_Material for the task_.
========================

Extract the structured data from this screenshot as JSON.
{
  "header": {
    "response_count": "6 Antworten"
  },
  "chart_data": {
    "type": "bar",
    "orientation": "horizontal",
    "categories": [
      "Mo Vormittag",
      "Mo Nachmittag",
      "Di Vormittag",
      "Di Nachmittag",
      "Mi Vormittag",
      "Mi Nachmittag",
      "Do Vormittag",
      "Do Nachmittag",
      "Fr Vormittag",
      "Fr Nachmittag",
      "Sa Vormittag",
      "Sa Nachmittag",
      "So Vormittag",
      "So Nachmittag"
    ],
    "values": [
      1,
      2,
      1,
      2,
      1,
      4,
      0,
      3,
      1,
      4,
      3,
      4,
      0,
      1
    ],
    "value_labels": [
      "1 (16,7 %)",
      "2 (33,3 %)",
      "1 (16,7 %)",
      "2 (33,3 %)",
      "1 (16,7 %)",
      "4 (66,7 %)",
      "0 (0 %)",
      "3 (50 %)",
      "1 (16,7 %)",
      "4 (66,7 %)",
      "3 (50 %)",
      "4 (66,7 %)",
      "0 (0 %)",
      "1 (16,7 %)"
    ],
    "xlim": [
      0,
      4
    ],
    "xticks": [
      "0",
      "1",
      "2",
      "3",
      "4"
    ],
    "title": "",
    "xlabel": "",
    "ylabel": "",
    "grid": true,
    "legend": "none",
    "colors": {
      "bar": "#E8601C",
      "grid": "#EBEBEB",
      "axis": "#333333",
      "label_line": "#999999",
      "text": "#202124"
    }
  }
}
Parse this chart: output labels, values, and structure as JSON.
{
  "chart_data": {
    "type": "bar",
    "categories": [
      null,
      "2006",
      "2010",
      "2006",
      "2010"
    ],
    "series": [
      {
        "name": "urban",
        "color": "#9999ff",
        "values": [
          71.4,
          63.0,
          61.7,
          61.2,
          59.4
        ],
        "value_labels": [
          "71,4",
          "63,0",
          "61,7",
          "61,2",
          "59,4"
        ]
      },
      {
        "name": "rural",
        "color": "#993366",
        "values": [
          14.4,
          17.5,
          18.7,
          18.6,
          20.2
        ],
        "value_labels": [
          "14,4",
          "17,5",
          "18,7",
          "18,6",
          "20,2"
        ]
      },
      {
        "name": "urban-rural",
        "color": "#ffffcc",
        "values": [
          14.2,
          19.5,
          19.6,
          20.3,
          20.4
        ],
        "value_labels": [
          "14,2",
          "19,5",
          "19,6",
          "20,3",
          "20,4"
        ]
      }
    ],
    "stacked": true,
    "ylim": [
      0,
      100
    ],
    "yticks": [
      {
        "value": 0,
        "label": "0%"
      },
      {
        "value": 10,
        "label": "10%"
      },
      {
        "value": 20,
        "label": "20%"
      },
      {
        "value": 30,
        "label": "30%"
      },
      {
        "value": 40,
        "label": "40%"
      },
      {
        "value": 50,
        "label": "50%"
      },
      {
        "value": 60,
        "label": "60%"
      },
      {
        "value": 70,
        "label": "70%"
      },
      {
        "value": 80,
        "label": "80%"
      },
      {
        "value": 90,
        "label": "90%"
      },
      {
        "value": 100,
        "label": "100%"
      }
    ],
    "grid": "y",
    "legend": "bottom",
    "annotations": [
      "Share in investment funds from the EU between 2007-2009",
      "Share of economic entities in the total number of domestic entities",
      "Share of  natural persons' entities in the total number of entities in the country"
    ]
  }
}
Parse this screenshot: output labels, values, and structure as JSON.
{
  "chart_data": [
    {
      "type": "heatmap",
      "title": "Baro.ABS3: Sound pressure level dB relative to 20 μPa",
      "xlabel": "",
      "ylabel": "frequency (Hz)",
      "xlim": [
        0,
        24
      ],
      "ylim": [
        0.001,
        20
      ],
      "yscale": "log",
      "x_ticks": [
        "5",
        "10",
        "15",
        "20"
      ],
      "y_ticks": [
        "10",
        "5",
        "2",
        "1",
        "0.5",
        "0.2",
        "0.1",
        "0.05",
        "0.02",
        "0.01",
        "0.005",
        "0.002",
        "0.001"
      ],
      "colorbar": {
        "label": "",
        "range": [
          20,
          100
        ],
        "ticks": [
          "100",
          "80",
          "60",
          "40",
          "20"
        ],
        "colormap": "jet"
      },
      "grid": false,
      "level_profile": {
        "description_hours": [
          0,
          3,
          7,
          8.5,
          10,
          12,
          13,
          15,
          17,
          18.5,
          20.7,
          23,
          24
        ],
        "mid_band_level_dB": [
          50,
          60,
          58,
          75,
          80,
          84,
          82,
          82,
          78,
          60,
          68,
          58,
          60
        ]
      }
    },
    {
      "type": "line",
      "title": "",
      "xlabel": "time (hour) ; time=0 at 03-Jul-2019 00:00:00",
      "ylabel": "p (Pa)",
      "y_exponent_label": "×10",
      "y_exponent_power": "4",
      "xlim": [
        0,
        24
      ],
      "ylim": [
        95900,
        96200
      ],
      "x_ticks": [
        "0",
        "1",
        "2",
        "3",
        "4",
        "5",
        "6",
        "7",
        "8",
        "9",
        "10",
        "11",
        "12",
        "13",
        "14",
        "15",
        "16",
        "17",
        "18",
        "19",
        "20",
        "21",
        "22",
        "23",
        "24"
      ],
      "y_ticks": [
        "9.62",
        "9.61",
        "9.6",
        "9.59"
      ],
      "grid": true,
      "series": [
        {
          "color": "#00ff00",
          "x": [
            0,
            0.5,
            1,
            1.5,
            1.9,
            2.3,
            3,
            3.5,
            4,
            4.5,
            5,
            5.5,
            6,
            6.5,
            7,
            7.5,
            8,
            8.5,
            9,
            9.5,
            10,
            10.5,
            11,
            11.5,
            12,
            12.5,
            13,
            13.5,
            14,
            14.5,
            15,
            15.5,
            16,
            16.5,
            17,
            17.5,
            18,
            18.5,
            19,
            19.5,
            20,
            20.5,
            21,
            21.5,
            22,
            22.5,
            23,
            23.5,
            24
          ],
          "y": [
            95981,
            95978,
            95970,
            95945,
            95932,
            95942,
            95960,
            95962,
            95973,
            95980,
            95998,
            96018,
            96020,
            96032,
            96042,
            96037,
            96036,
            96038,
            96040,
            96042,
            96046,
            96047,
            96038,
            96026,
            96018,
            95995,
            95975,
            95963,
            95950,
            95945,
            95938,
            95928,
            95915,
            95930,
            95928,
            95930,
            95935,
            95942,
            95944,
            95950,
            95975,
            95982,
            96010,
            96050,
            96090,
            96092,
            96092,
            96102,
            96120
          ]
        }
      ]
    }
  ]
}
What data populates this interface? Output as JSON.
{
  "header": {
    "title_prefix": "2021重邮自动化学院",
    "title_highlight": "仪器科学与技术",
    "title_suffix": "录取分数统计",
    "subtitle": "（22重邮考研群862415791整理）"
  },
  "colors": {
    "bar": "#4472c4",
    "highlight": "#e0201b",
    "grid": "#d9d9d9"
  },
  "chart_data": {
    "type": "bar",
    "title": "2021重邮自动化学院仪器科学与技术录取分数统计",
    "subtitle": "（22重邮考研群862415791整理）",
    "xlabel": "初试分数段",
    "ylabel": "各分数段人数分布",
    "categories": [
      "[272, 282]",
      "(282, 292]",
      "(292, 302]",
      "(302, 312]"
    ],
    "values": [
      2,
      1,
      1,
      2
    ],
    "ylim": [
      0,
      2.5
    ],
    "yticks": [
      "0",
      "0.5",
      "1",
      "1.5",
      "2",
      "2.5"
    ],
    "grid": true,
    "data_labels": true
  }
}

========================

_Problem_. Your task is to reproduce all of the records exactly.

_Solution below_.
Extract the structured data from this screenshot as JSON.
{
  "header": {
    "response_count": "6 Antworten"
  },
  "chart_data": {
    "type": "bar",
    "orientation": "horizontal",
    "categories": [
      "Mo Vormittag",
      "Mo Nachmittag",
      "Di Vormittag",
      "Di Nachmittag",
      "Mi Vormittag",
      "Mi Nachmittag",
      "Do Vormittag",
      "Do Nachmittag",
      "Fr Vormittag",
      "Fr Nachmittag",
      "Sa Vormittag",
      "Sa Nachmittag",
      "So Vormittag",
      "So Nachmittag"
    ],
    "values": [
      1,
      2,
      1,
      2,
      1,
      4,
      0,
      3,
      1,
      4,
      3,
      4,
      0,
      1
    ],
    "value_labels": [
      "1 (16,7 %)",
      "2 (33,3 %)",
      "1 (16,7 %)",
      "2 (33,3 %)",
      "1 (16,7 %)",
      "4 (66,7 %)",
      "0 (0 %)",
      "3 (50 %)",
      "1 (16,7 %)",
      "4 (66,7 %)",
      "3 (50 %)",
      "4 (66,7 %)",
      "0 (0 %)",
      "1 (16,7 %)"
    ],
    "xlim": [
      0,
      4
    ],
    "xticks": [
      "0",
      "1",
      "2",
      "3",
      "4"
    ],
    "title": "",
    "xlabel": "",
    "ylabel": "",
    "grid": true,
    "legend": "none",
    "colors": {
      "bar": "#E8601C",
      "grid": "#EBEBEB",
      "axis": "#333333",
      "label_line": "#999999",
      "text": "#202124"
    }
  }
}
Parse this chart: output labels, values, and structure as JSON.
{
  "chart_data": {
    "type": "bar",
    "categories": [
      null,
      "2006",
      "2010",
      "2006",
      "2010"
    ],
    "series": [
      {
        "name": "urban",
        "color": "#9999ff",
        "values": [
          71.4,
          63.0,
          61.7,
          61.2,
          59.4
        ],
        "value_labels": [
          "71,4",
          "63,0",
          "61,7",
          "61,2",
          "59,4"
        ]
      },
      {
        "name": "rural",
        "color": "#993366",
        "values": [
          14.4,
          17.5,
          18.7,
          18.6,
          20.2
        ],
        "value_labels": [
          "14,4",
          "17,5",
          "18,7",
          "18,6",
          "20,2"
        ]
      },
      {
        "name": "urban-rural",
        "color": "#ffffcc",
        "values": [
          14.2,
          19.5,
          19.6,
          20.3,
          20.4
        ],
        "value_labels": [
          "14,2",
          "19,5",
          "19,6",
          "20,3",
          "20,4"
        ]
      }
    ],
    "stacked": true,
    "ylim": [
      0,
      100
    ],
    "yticks": [
      {
        "value": 0,
        "label": "0%"
      },
      {
        "value": 10,
        "label": "10%"
      },
      {
        "value": 20,
        "label": "20%"
      },
      {
        "value": 30,
        "label": "30%"
      },
      {
        "value": 40,
        "label": "40%"
      },
      {
        "value": 50,
        "label": "50%"
      },
      {
        "value": 60,
        "label": "60%"
      },
      {
        "value": 70,
        "label": "70%"
      },
      {
        "value": 80,
        "label": "80%"
      },
      {
        "value": 90,
        "label": "90%"
      },
      {
        "value": 100,
        "label": "100%"
      }
    ],
    "grid": "y",
    "legend": "bottom",
    "annotations": [
      "Share in investment funds from the EU between 2007-2009",
      "Share of economic entities in the total number of domestic entities",
      "Share of  natural persons' entities in the total number of entities in the country"
    ]
  }
}
Parse this screenshot: output labels, values, and structure as JSON.
{
  "chart_data": [
    {
      "type": "heatmap",
      "title": "Baro.ABS3: Sound pressure level dB relative to 20 μPa",
      "xlabel": "",
      "ylabel": "frequency (Hz)",
      "xlim": [
        0,
        24
      ],
      "ylim": [
        0.001,
        20
      ],
      "yscale": "log",
      "x_ticks": [
        "5",
        "10",
        "15",
        "20"
      ],
      "y_ticks": [
        "10",
        "5",
        "2",
        "1",
        "0.5",
        "0.2",
        "0.1",
        "0.05",
        "0.02",
        "0.01",
        "0.005",
        "0.002",
        "0.001"
      ],
      "colorbar": {
        "label": "",
        "range": [
          20,
          100
        ],
        "ticks": [
          "100",
          "80",
          "60",
          "40",
          "20"
        ],
        "colormap": "jet"
      },
      "grid": false,
      "level_profile": {
        "description_hours": [
          0,
          3,
          7,
          8.5,
          10,
          12,
          13,
          15,
          17,
          18.5,
          20.7,
          23,
          24
        ],
        "mid_band_level_dB": [
          50,
          60,
          58,
          75,
          80,
          84,
          82,
          82,
          78,
          60,
          68,
          58,
          60
        ]
      }
    },
    {
      "type": "line",
      "title": "",
      "xlabel": "time (hour) ; time=0 at 03-Jul-2019 00:00:00",
      "ylabel": "p (Pa)",
      "y_exponent_label": "×10",
      "y_exponent_power": "4",
      "xlim": [
        0,
        24
      ],
      "ylim": [
        95900,
        96200
      ],
      "x_ticks": [
        "0",
        "1",
        "2",
        "3",
        "4",
        "5",
        "6",
        "7",
        "8",
        "9",
        "10",
        "11",
        "12",
        "13",
        "14",
        "15",
        "16",
        "17",
        "18",
        "19",
        "20",
        "21",
        "22",
        "23",
        "24"
      ],
      "y_ticks": [
        "9.62",
        "9.61",
        "9.6",
        "9.59"
      ],
      "grid": true,
      "series": [
        {
          "color": "#00ff00",
          "x": [
            0,
            0.5,
            1,
            1.5,
            1.9,
            2.3,
            3,
            3.5,
            4,
            4.5,
            5,
            5.5,
            6,
            6.5,
            7,
            7.5,
            8,
            8.5,
            9,
            9.5,
            10,
            10.5,
            11,
            11.5,
            12,
            12.5,
            13,
            13.5,
            14,
            14.5,
            15,
            15.5,
            16,
            16.5,
            17,
            17.5,
            18,
            18.5,
            19,
            19.5,
            20,
            20.5,
            21,
            21.5,
            22,
            22.5,
            23,
            23.5,
            24
          ],
          "y": [
            95981,
            95978,
            95970,
            95945,
            95932,
            95942,
            95960,
            95962,
            95973,
            95980,
            95998,
            96018,
            96020,
            96032,
            96042,
            96037,
            96036,
            96038,
            96040,
            96042,
            96046,
            96047,
            96038,
            96026,
            96018,
            95995,
            95975,
            95963,
            95950,
            95945,
            95938,
            95928,
            95915,
            95930,
            95928,
            95930,
            95935,
            95942,
            95944,
            95950,
            95975,
            95982,
            96010,
            96050,
            96090,
            96092,
            96092,
            96102,
            96120
          ]
        }
      ]
    }
  ]
}
What data populates this interface? Output as JSON.
{
  "header": {
    "title_prefix": "2021重邮自动化学院",
    "title_highlight": "仪器科学与技术",
    "title_suffix": "录取分数统计",
    "subtitle": "（22重邮考研群862415791整理）"
  },
  "colors": {
    "bar": "#4472c4",
    "highlight": "#e0201b",
    "grid": "#d9d9d9"
  },
  "chart_data": {
    "type": "bar",
    "title": "2021重邮自动化学院仪器科学与技术录取分数统计",
    "subtitle": "（22重邮考研群862415791整理）",
    "xlabel": "初试分数段",
    "ylabel": "各分数段人数分布",
    "categories": [
      "[272, 282]",
      "(282, 292]",
      "(292, 302]",
      "(302, 312]"
    ],
    "values": [
      2,
      1,
      1,
      2
    ],
    "ylim": [
      0,
      2.5
    ],
    "yticks": [
      "0",
      "0.5",
      "1",
      "1.5",
      "2",
      "2.5"
    ],
    "grid": true,
    "data_labels": true
  }
}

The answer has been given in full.